WHAT IS ASKED: Copy all the entries word for word, but omit the pictures.

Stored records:

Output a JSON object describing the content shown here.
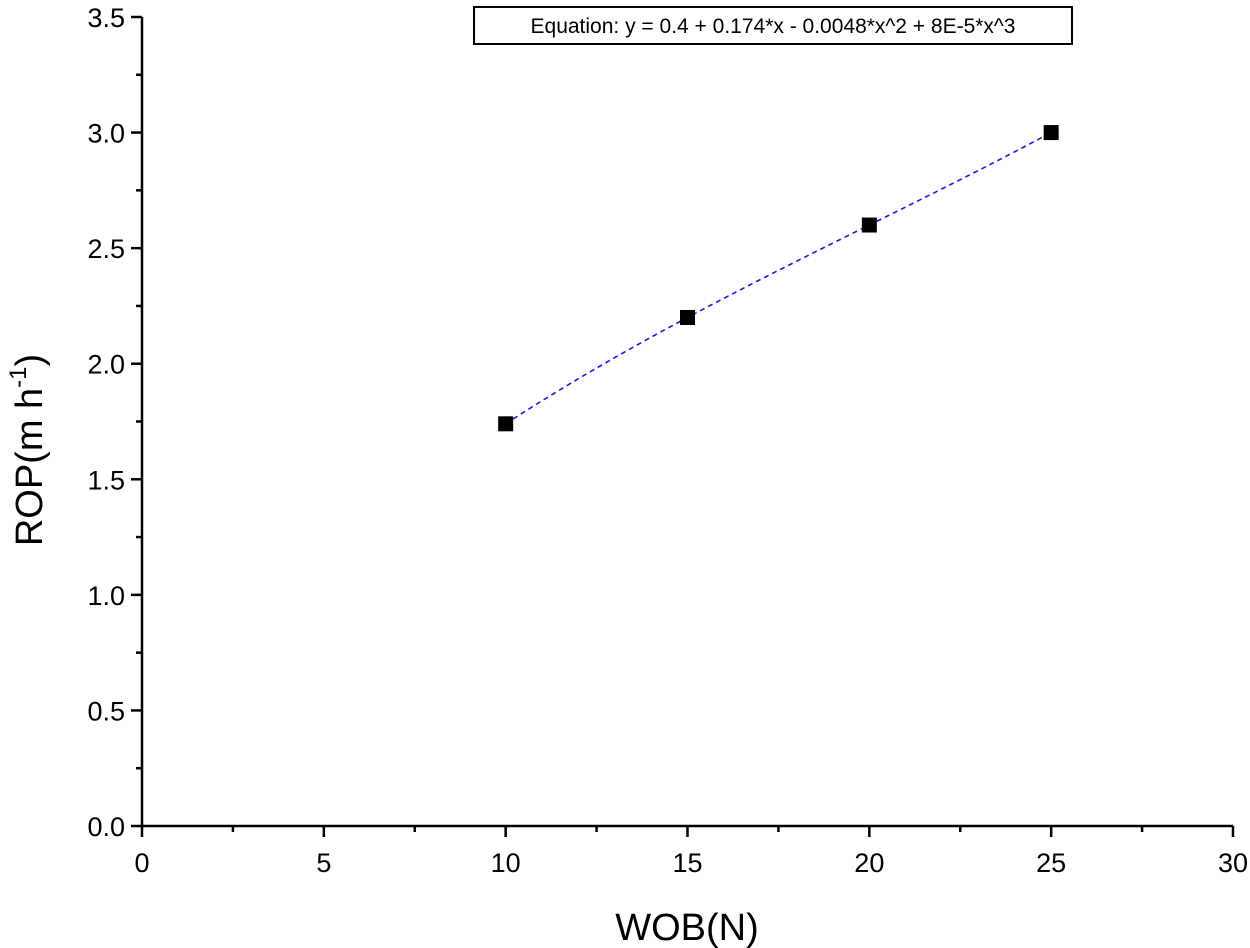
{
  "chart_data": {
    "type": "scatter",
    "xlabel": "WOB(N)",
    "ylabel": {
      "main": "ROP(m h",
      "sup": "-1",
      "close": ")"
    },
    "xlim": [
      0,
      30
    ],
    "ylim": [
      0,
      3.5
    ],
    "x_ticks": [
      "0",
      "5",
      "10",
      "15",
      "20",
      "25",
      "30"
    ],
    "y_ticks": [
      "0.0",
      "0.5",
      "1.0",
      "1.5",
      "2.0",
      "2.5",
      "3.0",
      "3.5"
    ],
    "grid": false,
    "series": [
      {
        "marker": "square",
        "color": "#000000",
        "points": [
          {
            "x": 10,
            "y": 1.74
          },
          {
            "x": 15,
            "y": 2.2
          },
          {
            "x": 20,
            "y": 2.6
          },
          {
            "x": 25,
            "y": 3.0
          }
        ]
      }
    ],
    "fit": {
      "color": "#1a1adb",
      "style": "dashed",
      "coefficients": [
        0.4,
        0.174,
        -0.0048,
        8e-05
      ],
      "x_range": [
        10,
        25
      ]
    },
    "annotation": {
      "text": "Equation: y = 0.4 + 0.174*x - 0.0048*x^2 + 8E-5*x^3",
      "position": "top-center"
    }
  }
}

EXERCISE RESULT:
Output a JSON object describing the content shown here.
{
  "chart_data": {
    "type": "scatter",
    "xlabel": "WOB(N)",
    "ylabel": {
      "main": "ROP(m h",
      "sup": "-1",
      "close": ")"
    },
    "xlim": [
      0,
      30
    ],
    "ylim": [
      0,
      3.5
    ],
    "x_ticks": [
      "0",
      "5",
      "10",
      "15",
      "20",
      "25",
      "30"
    ],
    "y_ticks": [
      "0.0",
      "0.5",
      "1.0",
      "1.5",
      "2.0",
      "2.5",
      "3.0",
      "3.5"
    ],
    "grid": false,
    "series": [
      {
        "marker": "square",
        "color": "#000000",
        "points": [
          {
            "x": 10,
            "y": 1.74
          },
          {
            "x": 15,
            "y": 2.2
          },
          {
            "x": 20,
            "y": 2.6
          },
          {
            "x": 25,
            "y": 3.0
          }
        ]
      }
    ],
    "fit": {
      "color": "#1a1adb",
      "style": "dashed",
      "coefficients": [
        0.4,
        0.174,
        -0.0048,
        8e-05
      ],
      "x_range": [
        10,
        25
      ]
    },
    "annotation": {
      "text": "Equation: y = 0.4 + 0.174*x - 0.0048*x^2 + 8E-5*x^3",
      "position": "top-center"
    }
  }
}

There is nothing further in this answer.